* **What the task asks**
Give the data below again exactly as it stands. Omit the pictures.

§ §

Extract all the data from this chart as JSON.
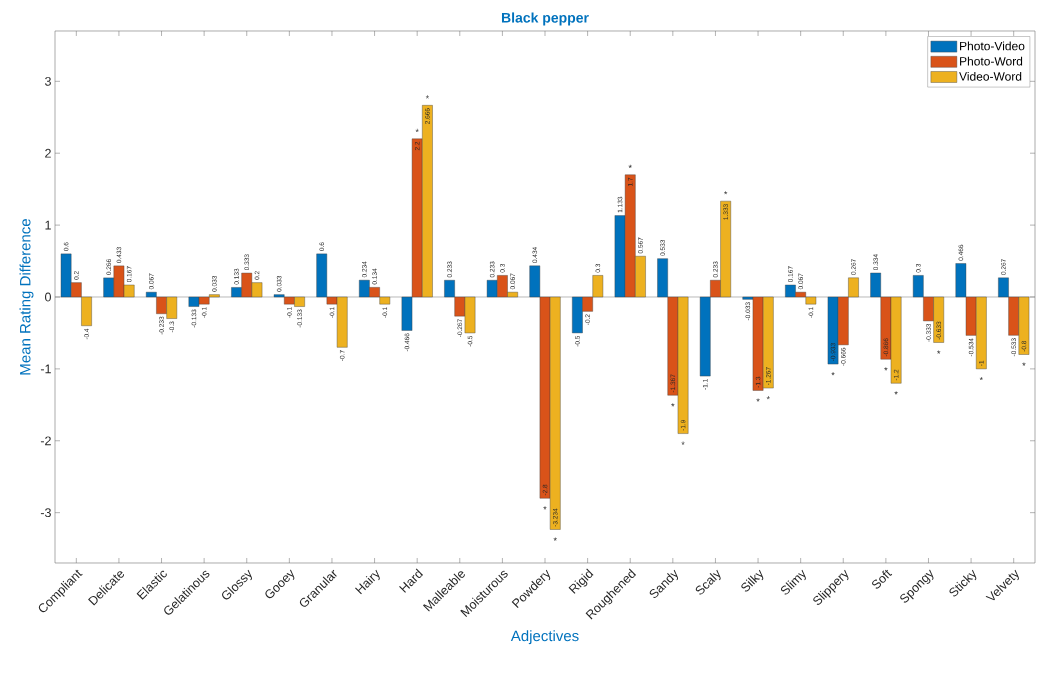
{
  "chart_data": {
    "type": "bar",
    "title": "Black pepper",
    "xlabel": "Adjectives",
    "ylabel": "Mean Rating Difference",
    "categories": [
      "Compliant",
      "Delicate",
      "Elastic",
      "Gelatinous",
      "Glossy",
      "Gooey",
      "Granular",
      "Hairy",
      "Hard",
      "Malleable",
      "Moisturous",
      "Powdery",
      "Rigid",
      "Roughened",
      "Sandy",
      "Scaly",
      "Silky",
      "Slimy",
      "Slippery",
      "Soft",
      "Spongy",
      "Sticky",
      "Velvety"
    ],
    "series": [
      {
        "name": "Photo-Video",
        "color": "#0072bd",
        "values": [
          0.6,
          0.266,
          0.067,
          -0.133,
          0.133,
          0.033,
          0.6,
          0.234,
          -0.466,
          0.233,
          0.233,
          0.434,
          -0.5,
          1.133,
          0.533,
          -1.1,
          -0.033,
          0.167,
          -0.933,
          0.334,
          0.3,
          0.466,
          0.267
        ]
      },
      {
        "name": "Photo-Word",
        "color": "#d95319",
        "values": [
          0.2,
          0.433,
          -0.233,
          -0.1,
          0.333,
          -0.1,
          -0.1,
          0.134,
          2.2,
          -0.267,
          0.3,
          -2.8,
          -0.2,
          1.7,
          -1.367,
          0.233,
          -1.3,
          0.067,
          -0.666,
          -0.866,
          -0.333,
          -0.534,
          -0.533
        ]
      },
      {
        "name": "Video-Word",
        "color": "#edb120",
        "values": [
          -0.4,
          0.167,
          -0.3,
          0.033,
          0.2,
          -0.133,
          -0.7,
          -0.1,
          2.666,
          -0.5,
          0.067,
          -3.234,
          0.3,
          0.567,
          -1.9,
          1.333,
          -1.267,
          -0.1,
          0.267,
          -1.2,
          -0.633,
          -1,
          -0.8
        ]
      }
    ],
    "ylim": [
      -3.7,
      3.7
    ],
    "yticks": [
      -3,
      -2,
      -1,
      0,
      1,
      2,
      3
    ],
    "legend": "top right",
    "data_labels": true,
    "annotations": [
      "*",
      "*",
      "*",
      "*",
      "*",
      "*",
      "*",
      "*",
      "*",
      "*",
      "*",
      "*",
      "*",
      "*",
      "*",
      "*"
    ]
  }
}
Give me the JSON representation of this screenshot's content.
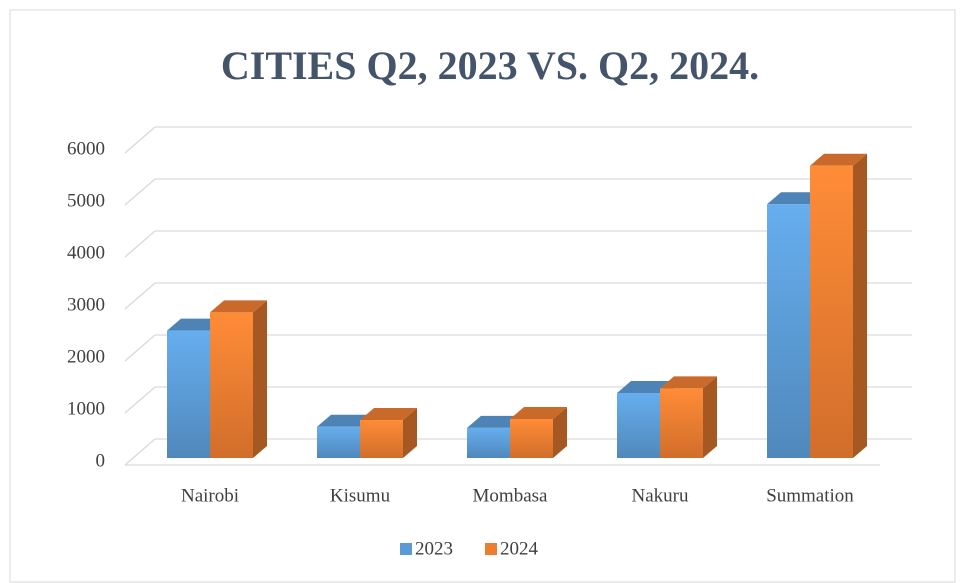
{
  "chart_data": {
    "type": "bar3d",
    "title": "CITIES Q2, 2023 VS. Q2, 2024.",
    "categories": [
      "Nairobi",
      "Kisumu",
      "Mombasa",
      "Nakuru",
      "Summation"
    ],
    "series": [
      {
        "name": "2023",
        "color": "#5b9bd5",
        "values": [
          2450,
          600,
          580,
          1250,
          4880
        ]
      },
      {
        "name": "2024",
        "color": "#ed7d31",
        "values": [
          2800,
          730,
          750,
          1340,
          5620
        ]
      }
    ],
    "ylim": [
      0,
      6000
    ],
    "yticks": [
      0,
      1000,
      2000,
      3000,
      4000,
      5000,
      6000
    ],
    "grid": true,
    "legend": "bottom"
  }
}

§ §

* **Written solution**
Extract all the data from this chart as JSON.
{
  "chart_data": {
    "type": "bar",
    "title": "Black pepper",
    "xlabel": "Adjectives",
    "ylabel": "Mean Rating Difference",
    "categories": [
      "Compliant",
      "Delicate",
      "Elastic",
      "Gelatinous",
      "Glossy",
      "Gooey",
      "Granular",
      "Hairy",
      "Hard",
      "Malleable",
      "Moisturous",
      "Powdery",
      "Rigid",
      "Roughened",
      "Sandy",
      "Scaly",
      "Silky",
      "Slimy",
      "Slippery",
      "Soft",
      "Spongy",
      "Sticky",
      "Velvety"
    ],
    "series": [
      {
        "name": "Photo-Video",
        "color": "#0072bd",
        "values": [
          0.6,
          0.266,
          0.067,
          -0.133,
          0.133,
          0.033,
          0.6,
          0.234,
          -0.466,
          0.233,
          0.233,
          0.434,
          -0.5,
          1.133,
          0.533,
          -1.1,
          -0.033,
          0.167,
          -0.933,
          0.334,
          0.3,
          0.466,
          0.267
        ]
      },
      {
        "name": "Photo-Word",
        "color": "#d95319",
        "values": [
          0.2,
          0.433,
          -0.233,
          -0.1,
          0.333,
          -0.1,
          -0.1,
          0.134,
          2.2,
          -0.267,
          0.3,
          -2.8,
          -0.2,
          1.7,
          -1.367,
          0.233,
          -1.3,
          0.067,
          -0.666,
          -0.866,
          -0.333,
          -0.534,
          -0.533
        ]
      },
      {
        "name": "Video-Word",
        "color": "#edb120",
        "values": [
          -0.4,
          0.167,
          -0.3,
          0.033,
          0.2,
          -0.133,
          -0.7,
          -0.1,
          2.666,
          -0.5,
          0.067,
          -3.234,
          0.3,
          0.567,
          -1.9,
          1.333,
          -1.267,
          -0.1,
          0.267,
          -1.2,
          -0.633,
          -1,
          -0.8
        ]
      }
    ],
    "ylim": [
      -3.7,
      3.7
    ],
    "yticks": [
      -3,
      -2,
      -1,
      0,
      1,
      2,
      3
    ],
    "legend": "top right",
    "data_labels": true,
    "annotations": [
      "*",
      "*",
      "*",
      "*",
      "*",
      "*",
      "*",
      "*",
      "*",
      "*",
      "*",
      "*",
      "*",
      "*",
      "*",
      "*"
    ]
  }
}
Give me the JSON representation of this screenshot's content.
{
  "chart_data": {
    "type": "bar3d",
    "title": "CITIES Q2, 2023 VS. Q2, 2024.",
    "categories": [
      "Nairobi",
      "Kisumu",
      "Mombasa",
      "Nakuru",
      "Summation"
    ],
    "series": [
      {
        "name": "2023",
        "color": "#5b9bd5",
        "values": [
          2450,
          600,
          580,
          1250,
          4880
        ]
      },
      {
        "name": "2024",
        "color": "#ed7d31",
        "values": [
          2800,
          730,
          750,
          1340,
          5620
        ]
      }
    ],
    "ylim": [
      0,
      6000
    ],
    "yticks": [
      0,
      1000,
      2000,
      3000,
      4000,
      5000,
      6000
    ],
    "grid": true,
    "legend": "bottom"
  }
}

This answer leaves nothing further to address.